_Exercise goal_. Reproduce the data below in full and exclude every picture.

_Records for this exercise_.
============================================================

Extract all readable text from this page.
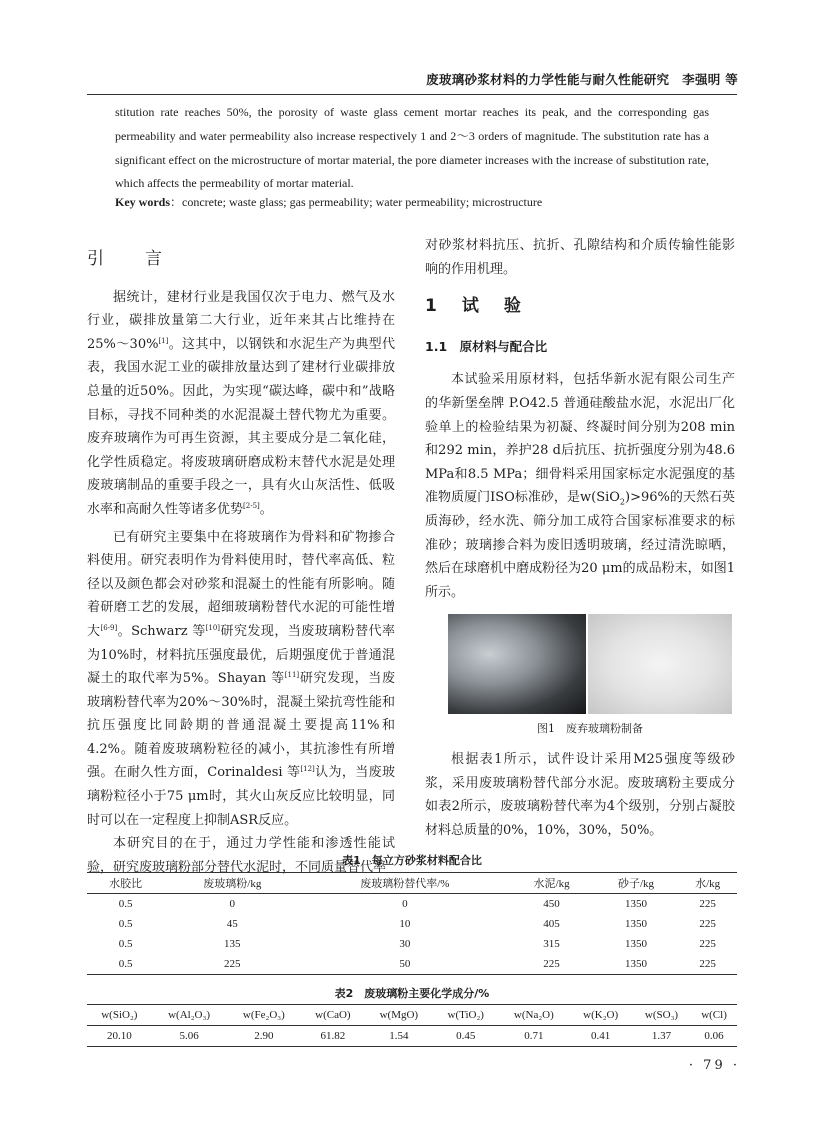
废玻璃砂浆材料的力学性能与耐久性能研究　李强明 等

stitution rate reaches 50%, the porosity of waste glass cement mortar reaches its peak, and the corresponding gas permeability and water permeability also increase respectively 1 and 2～3 orders of magnitude. The substitution rate has a significant effect on the microstructure of mortar material, the pore diameter increases with the increase of substitution rate, which affects the permeability of mortar material.

Key words：concrete; waste glass; gas permeability; water permeability; microstructure

引　言

据统计，建材行业是我国仅次于电力、燃气及水行业，碳排放量第二大行业，近年来其占比维持在25%～30%[1]。这其中，以钢铁和水泥生产为典型代表，我国水泥工业的碳排放量达到了建材行业碳排放总量的近50%。因此，为实现“碳达峰，碳中和”战略目标，寻找不同种类的水泥混凝土替代物尤为重要。废弃玻璃作为可再生资源，其主要成分是二氧化硅，化学性质稳定。将废玻璃研磨成粉末替代水泥是处理废玻璃制品的重要手段之一，具有火山灰活性、低吸水率和高耐久性等诸多优势[2-5]。

已有研究主要集中在将玻璃作为骨料和矿物掺合料使用。研究表明作为骨料使用时，替代率高低、粒径以及颜色都会对砂浆和混凝土的性能有所影响。随着研磨工艺的发展，超细玻璃粉替代水泥的可能性增大[6-9]。Schwarz 等[10]研究发现，当废玻璃粉替代率为10%时，材料抗压强度最优，后期强度优于普通混凝土的取代率为5%。Shayan 等[11]研究发现，当废玻璃粉替代率为20%～30%时，混凝土梁抗弯性能和抗压强度比同龄期的普通混凝土要提高11%和4.2%。随着废玻璃粉粒径的减小，其抗渗性有所增强。在耐久性方面，Corinaldesi 等[12]认为，当废玻璃粉粒径小于75 μm时，其火山灰反应比较明显，同时可以在一定程度上抑制ASR反应。

本研究目的在于，通过力学性能和渗透性能试验，研究废玻璃粉部分替代水泥时，不同质量替代率

对砂浆材料抗压、抗折、孔隙结构和介质传输性能影响的作用机理。

1　试　验
1.1　原材料与配合比

本试验采用原材料，包括华新水泥有限公司生产的华新堡垒牌 P.O42.5 普通硅酸盐水泥，水泥出厂化验单上的检验结果为初凝、终凝时间分别为208 min和292 min，养护28 d后抗压、抗折强度分别为48.6 MPa和8.5 MPa；细骨料采用国家标定水泥强度的基准物质厦门ISO标准砂，是w(SiO$_2$)>96%的天然石英质海砂，经水洗、筛分加工成符合国家标准要求的标准砂；玻璃掺合料为废旧透明玻璃，经过清洗晾晒，然后在球磨机中磨成粉径为20 μm的成品粉末，如图1所示。

图1　废弃玻璃粉制备

根据表1所示，试件设计采用M25强度等级砂浆，采用废玻璃粉替代部分水泥。废玻璃粉主要成分如表2所示，废玻璃粉替代率为4个级别，分别占凝胶材料总质量的0%，10%，30%，50%。

表1　每立方砂浆材料配合比
水胶比	废玻璃粉/kg	废玻璃粉替代率/%	水泥/kg	砂子/kg	水/kg
0.5	0	0	450	1350	225
0.5	45	10	405	1350	225
0.5	135	30	315	1350	225
0.5	225	50	225	1350	225
表2　废玻璃粉主要化学成分/%
w(SiO₂)	w(Al₂O₃)	w(Fe₂O₃)	w(CaO)	w(MgO)	w(TiO₂)	w(Na₂O)	w(K₂O)	w(SO₃)	w(Cl)
20.10	5.06	2.90	61.82	1.54	0.45	0.71	0.41	1.37	0.06
· 79 ·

============================================================

_The reply_.
Extract all readable text from this page.
废玻璃砂浆材料的力学性能与耐久性能研究　李强明 等

stitution rate reaches 50%, the porosity of waste glass cement mortar reaches its peak, and the corresponding gas permeability and water permeability also increase respectively 1 and 2～3 orders of magnitude. The substitution rate has a significant effect on the microstructure of mortar material, the pore diameter increases with the increase of substitution rate, which affects the permeability of mortar material.

Key words：concrete; waste glass; gas permeability; water permeability; microstructure

引　言

据统计，建材行业是我国仅次于电力、燃气及水行业，碳排放量第二大行业，近年来其占比维持在25%～30%[1]。这其中，以钢铁和水泥生产为典型代表，我国水泥工业的碳排放量达到了建材行业碳排放总量的近50%。因此，为实现“碳达峰，碳中和”战略目标，寻找不同种类的水泥混凝土替代物尤为重要。废弃玻璃作为可再生资源，其主要成分是二氧化硅，化学性质稳定。将废玻璃研磨成粉末替代水泥是处理废玻璃制品的重要手段之一，具有火山灰活性、低吸水率和高耐久性等诸多优势[2-5]。

已有研究主要集中在将玻璃作为骨料和矿物掺合料使用。研究表明作为骨料使用时，替代率高低、粒径以及颜色都会对砂浆和混凝土的性能有所影响。随着研磨工艺的发展，超细玻璃粉替代水泥的可能性增大[6-9]。Schwarz 等[10]研究发现，当废玻璃粉替代率为10%时，材料抗压强度最优，后期强度优于普通混凝土的取代率为5%。Shayan 等[11]研究发现，当废玻璃粉替代率为20%～30%时，混凝土梁抗弯性能和抗压强度比同龄期的普通混凝土要提高11%和4.2%。随着废玻璃粉粒径的减小，其抗渗性有所增强。在耐久性方面，Corinaldesi 等[12]认为，当废玻璃粉粒径小于75 μm时，其火山灰反应比较明显，同时可以在一定程度上抑制ASR反应。

本研究目的在于，通过力学性能和渗透性能试验，研究废玻璃粉部分替代水泥时，不同质量替代率

对砂浆材料抗压、抗折、孔隙结构和介质传输性能影响的作用机理。

1　试　验
1.1　原材料与配合比

本试验采用原材料，包括华新水泥有限公司生产的华新堡垒牌 P.O42.5 普通硅酸盐水泥，水泥出厂化验单上的检验结果为初凝、终凝时间分别为208 min和292 min，养护28 d后抗压、抗折强度分别为48.6 MPa和8.5 MPa；细骨料采用国家标定水泥强度的基准物质厦门ISO标准砂，是w(SiO$_2$)>96%的天然石英质海砂，经水洗、筛分加工成符合国家标准要求的标准砂；玻璃掺合料为废旧透明玻璃，经过清洗晾晒，然后在球磨机中磨成粉径为20 μm的成品粉末，如图1所示。

图1　废弃玻璃粉制备

根据表1所示，试件设计采用M25强度等级砂浆，采用废玻璃粉替代部分水泥。废玻璃粉主要成分如表2所示，废玻璃粉替代率为4个级别，分别占凝胶材料总质量的0%，10%，30%，50%。

表1　每立方砂浆材料配合比
水胶比	废玻璃粉/kg	废玻璃粉替代率/%	水泥/kg	砂子/kg	水/kg
0.5	0	0	450	1350	225
0.5	45	10	405	1350	225
0.5	135	30	315	1350	225
0.5	225	50	225	1350	225
表2　废玻璃粉主要化学成分/%
w(SiO₂)	w(Al₂O₃)	w(Fe₂O₃)	w(CaO)	w(MgO)	w(TiO₂)	w(Na₂O)	w(K₂O)	w(SO₃)	w(Cl)
20.10	5.06	2.90	61.82	1.54	0.45	0.71	0.41	1.37	0.06
· 79 ·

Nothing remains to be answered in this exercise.